-- begin Working data --

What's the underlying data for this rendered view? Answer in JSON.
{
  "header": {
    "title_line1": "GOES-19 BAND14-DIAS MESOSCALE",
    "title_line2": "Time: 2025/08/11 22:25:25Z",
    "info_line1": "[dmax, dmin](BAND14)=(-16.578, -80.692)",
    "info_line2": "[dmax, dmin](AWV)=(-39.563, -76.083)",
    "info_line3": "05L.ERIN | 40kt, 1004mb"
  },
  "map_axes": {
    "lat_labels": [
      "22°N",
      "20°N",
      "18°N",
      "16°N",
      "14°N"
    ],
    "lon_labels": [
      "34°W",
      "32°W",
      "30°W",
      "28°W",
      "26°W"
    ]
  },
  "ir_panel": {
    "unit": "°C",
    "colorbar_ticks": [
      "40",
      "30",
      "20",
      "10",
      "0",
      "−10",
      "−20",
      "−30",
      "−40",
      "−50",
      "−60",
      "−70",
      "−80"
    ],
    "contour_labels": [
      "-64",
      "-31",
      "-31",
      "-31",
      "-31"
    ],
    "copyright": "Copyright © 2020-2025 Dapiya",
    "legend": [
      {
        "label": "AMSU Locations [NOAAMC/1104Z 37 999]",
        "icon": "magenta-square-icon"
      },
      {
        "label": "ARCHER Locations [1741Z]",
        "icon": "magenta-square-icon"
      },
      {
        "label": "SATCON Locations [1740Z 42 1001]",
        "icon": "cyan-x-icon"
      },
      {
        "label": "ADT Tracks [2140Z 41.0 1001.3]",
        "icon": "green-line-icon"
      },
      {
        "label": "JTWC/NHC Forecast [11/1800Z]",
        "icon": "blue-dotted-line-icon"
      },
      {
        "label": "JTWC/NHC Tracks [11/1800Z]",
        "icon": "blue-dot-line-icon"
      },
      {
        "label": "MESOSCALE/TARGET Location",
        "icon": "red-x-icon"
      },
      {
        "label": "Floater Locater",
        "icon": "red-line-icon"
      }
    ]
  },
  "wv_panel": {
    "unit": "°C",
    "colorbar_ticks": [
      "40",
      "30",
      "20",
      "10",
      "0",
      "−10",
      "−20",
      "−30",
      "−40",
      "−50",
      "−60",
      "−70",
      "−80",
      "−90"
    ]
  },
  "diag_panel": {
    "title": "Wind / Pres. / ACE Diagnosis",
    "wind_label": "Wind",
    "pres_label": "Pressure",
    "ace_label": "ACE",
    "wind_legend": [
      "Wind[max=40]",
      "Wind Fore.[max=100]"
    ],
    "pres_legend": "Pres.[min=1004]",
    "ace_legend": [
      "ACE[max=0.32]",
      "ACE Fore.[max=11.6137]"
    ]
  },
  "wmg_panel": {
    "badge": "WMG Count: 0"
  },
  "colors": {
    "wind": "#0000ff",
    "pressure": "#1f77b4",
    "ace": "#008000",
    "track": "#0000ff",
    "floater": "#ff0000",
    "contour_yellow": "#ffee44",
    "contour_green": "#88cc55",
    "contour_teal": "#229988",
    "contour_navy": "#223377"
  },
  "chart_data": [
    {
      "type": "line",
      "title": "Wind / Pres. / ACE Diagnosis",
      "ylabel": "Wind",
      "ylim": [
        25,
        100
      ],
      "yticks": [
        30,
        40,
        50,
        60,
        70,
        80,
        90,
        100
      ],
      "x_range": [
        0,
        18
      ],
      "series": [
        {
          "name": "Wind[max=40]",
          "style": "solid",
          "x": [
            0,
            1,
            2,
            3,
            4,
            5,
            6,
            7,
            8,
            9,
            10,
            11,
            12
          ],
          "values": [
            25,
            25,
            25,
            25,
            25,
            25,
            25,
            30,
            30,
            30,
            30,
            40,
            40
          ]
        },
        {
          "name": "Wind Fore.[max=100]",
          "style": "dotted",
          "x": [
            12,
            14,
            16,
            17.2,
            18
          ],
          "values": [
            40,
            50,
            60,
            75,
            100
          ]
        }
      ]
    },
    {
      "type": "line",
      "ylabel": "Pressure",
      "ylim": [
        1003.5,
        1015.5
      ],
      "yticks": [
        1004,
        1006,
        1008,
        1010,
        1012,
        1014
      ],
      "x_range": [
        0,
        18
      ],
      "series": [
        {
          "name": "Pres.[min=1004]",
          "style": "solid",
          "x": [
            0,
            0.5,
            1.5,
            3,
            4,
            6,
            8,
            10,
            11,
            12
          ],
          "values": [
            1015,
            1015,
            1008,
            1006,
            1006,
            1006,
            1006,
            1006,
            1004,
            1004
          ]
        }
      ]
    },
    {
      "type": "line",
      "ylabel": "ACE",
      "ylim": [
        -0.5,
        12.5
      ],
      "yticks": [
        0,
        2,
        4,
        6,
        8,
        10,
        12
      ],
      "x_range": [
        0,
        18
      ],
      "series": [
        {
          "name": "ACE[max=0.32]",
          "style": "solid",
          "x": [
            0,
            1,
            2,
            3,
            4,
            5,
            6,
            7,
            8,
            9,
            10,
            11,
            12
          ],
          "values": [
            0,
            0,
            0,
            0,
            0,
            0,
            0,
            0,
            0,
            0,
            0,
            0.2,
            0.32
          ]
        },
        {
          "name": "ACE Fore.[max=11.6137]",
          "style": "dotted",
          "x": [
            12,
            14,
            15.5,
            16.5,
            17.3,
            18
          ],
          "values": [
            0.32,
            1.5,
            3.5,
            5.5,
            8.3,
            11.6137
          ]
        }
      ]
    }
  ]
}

-- end Working data --

• **Exercise objective**
Retype all the material above precisely, with no line left out.

• **Result for this task**
What's the underlying data for this rendered view? Answer in JSON.
{
  "header": {
    "title_line1": "GOES-19 BAND14-DIAS MESOSCALE",
    "title_line2": "Time: 2025/08/11 22:25:25Z",
    "info_line1": "[dmax, dmin](BAND14)=(-16.578, -80.692)",
    "info_line2": "[dmax, dmin](AWV)=(-39.563, -76.083)",
    "info_line3": "05L.ERIN | 40kt, 1004mb"
  },
  "map_axes": {
    "lat_labels": [
      "22°N",
      "20°N",
      "18°N",
      "16°N",
      "14°N"
    ],
    "lon_labels": [
      "34°W",
      "32°W",
      "30°W",
      "28°W",
      "26°W"
    ]
  },
  "ir_panel": {
    "unit": "°C",
    "colorbar_ticks": [
      "40",
      "30",
      "20",
      "10",
      "0",
      "−10",
      "−20",
      "−30",
      "−40",
      "−50",
      "−60",
      "−70",
      "−80"
    ],
    "contour_labels": [
      "-64",
      "-31",
      "-31",
      "-31",
      "-31"
    ],
    "copyright": "Copyright © 2020-2025 Dapiya",
    "legend": [
      {
        "label": "AMSU Locations [NOAAMC/1104Z 37 999]",
        "icon": "magenta-square-icon"
      },
      {
        "label": "ARCHER Locations [1741Z]",
        "icon": "magenta-square-icon"
      },
      {
        "label": "SATCON Locations [1740Z 42 1001]",
        "icon": "cyan-x-icon"
      },
      {
        "label": "ADT Tracks [2140Z 41.0 1001.3]",
        "icon": "green-line-icon"
      },
      {
        "label": "JTWC/NHC Forecast [11/1800Z]",
        "icon": "blue-dotted-line-icon"
      },
      {
        "label": "JTWC/NHC Tracks [11/1800Z]",
        "icon": "blue-dot-line-icon"
      },
      {
        "label": "MESOSCALE/TARGET Location",
        "icon": "red-x-icon"
      },
      {
        "label": "Floater Locater",
        "icon": "red-line-icon"
      }
    ]
  },
  "wv_panel": {
    "unit": "°C",
    "colorbar_ticks": [
      "40",
      "30",
      "20",
      "10",
      "0",
      "−10",
      "−20",
      "−30",
      "−40",
      "−50",
      "−60",
      "−70",
      "−80",
      "−90"
    ]
  },
  "diag_panel": {
    "title": "Wind / Pres. / ACE Diagnosis",
    "wind_label": "Wind",
    "pres_label": "Pressure",
    "ace_label": "ACE",
    "wind_legend": [
      "Wind[max=40]",
      "Wind Fore.[max=100]"
    ],
    "pres_legend": "Pres.[min=1004]",
    "ace_legend": [
      "ACE[max=0.32]",
      "ACE Fore.[max=11.6137]"
    ]
  },
  "wmg_panel": {
    "badge": "WMG Count: 0"
  },
  "colors": {
    "wind": "#0000ff",
    "pressure": "#1f77b4",
    "ace": "#008000",
    "track": "#0000ff",
    "floater": "#ff0000",
    "contour_yellow": "#ffee44",
    "contour_green": "#88cc55",
    "contour_teal": "#229988",
    "contour_navy": "#223377"
  },
  "chart_data": [
    {
      "type": "line",
      "title": "Wind / Pres. / ACE Diagnosis",
      "ylabel": "Wind",
      "ylim": [
        25,
        100
      ],
      "yticks": [
        30,
        40,
        50,
        60,
        70,
        80,
        90,
        100
      ],
      "x_range": [
        0,
        18
      ],
      "series": [
        {
          "name": "Wind[max=40]",
          "style": "solid",
          "x": [
            0,
            1,
            2,
            3,
            4,
            5,
            6,
            7,
            8,
            9,
            10,
            11,
            12
          ],
          "values": [
            25,
            25,
            25,
            25,
            25,
            25,
            25,
            30,
            30,
            30,
            30,
            40,
            40
          ]
        },
        {
          "name": "Wind Fore.[max=100]",
          "style": "dotted",
          "x": [
            12,
            14,
            16,
            17.2,
            18
          ],
          "values": [
            40,
            50,
            60,
            75,
            100
          ]
        }
      ]
    },
    {
      "type": "line",
      "ylabel": "Pressure",
      "ylim": [
        1003.5,
        1015.5
      ],
      "yticks": [
        1004,
        1006,
        1008,
        1010,
        1012,
        1014
      ],
      "x_range": [
        0,
        18
      ],
      "series": [
        {
          "name": "Pres.[min=1004]",
          "style": "solid",
          "x": [
            0,
            0.5,
            1.5,
            3,
            4,
            6,
            8,
            10,
            11,
            12
          ],
          "values": [
            1015,
            1015,
            1008,
            1006,
            1006,
            1006,
            1006,
            1006,
            1004,
            1004
          ]
        }
      ]
    },
    {
      "type": "line",
      "ylabel": "ACE",
      "ylim": [
        -0.5,
        12.5
      ],
      "yticks": [
        0,
        2,
        4,
        6,
        8,
        10,
        12
      ],
      "x_range": [
        0,
        18
      ],
      "series": [
        {
          "name": "ACE[max=0.32]",
          "style": "solid",
          "x": [
            0,
            1,
            2,
            3,
            4,
            5,
            6,
            7,
            8,
            9,
            10,
            11,
            12
          ],
          "values": [
            0,
            0,
            0,
            0,
            0,
            0,
            0,
            0,
            0,
            0,
            0,
            0.2,
            0.32
          ]
        },
        {
          "name": "ACE Fore.[max=11.6137]",
          "style": "dotted",
          "x": [
            12,
            14,
            15.5,
            16.5,
            17.3,
            18
          ],
          "values": [
            0.32,
            1.5,
            3.5,
            5.5,
            8.3,
            11.6137
          ]
        }
      ]
    }
  ]
}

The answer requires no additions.